Task description -
Output the data that follows exactly, line for line.

Data rows -
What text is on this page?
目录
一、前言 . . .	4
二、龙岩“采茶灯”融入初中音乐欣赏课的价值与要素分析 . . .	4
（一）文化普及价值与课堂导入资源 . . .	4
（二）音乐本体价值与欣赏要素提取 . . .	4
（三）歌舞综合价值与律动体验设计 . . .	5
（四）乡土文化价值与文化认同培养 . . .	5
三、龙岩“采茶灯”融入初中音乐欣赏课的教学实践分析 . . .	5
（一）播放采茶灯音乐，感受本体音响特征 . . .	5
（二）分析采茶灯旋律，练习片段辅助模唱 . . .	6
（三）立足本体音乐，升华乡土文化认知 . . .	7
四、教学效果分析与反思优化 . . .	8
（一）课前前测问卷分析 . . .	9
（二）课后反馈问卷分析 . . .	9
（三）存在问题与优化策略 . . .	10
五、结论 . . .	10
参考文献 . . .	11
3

Exercise answer -
What text is on this page?
目录
一、前言 . . .	4
二、龙岩“采茶灯”融入初中音乐欣赏课的价值与要素分析 . . .	4
（一）文化普及价值与课堂导入资源 . . .	4
（二）音乐本体价值与欣赏要素提取 . . .	4
（三）歌舞综合价值与律动体验设计 . . .	5
（四）乡土文化价值与文化认同培养 . . .	5
三、龙岩“采茶灯”融入初中音乐欣赏课的教学实践分析 . . .	5
（一）播放采茶灯音乐，感受本体音响特征 . . .	5
（二）分析采茶灯旋律，练习片段辅助模唱 . . .	6
（三）立足本体音乐，升华乡土文化认知 . . .	7
四、教学效果分析与反思优化 . . .	8
（一）课前前测问卷分析 . . .	9
（二）课后反馈问卷分析 . . .	9
（三）存在问题与优化策略 . . .	10
五、结论 . . .	10
参考文献 . . .	11
3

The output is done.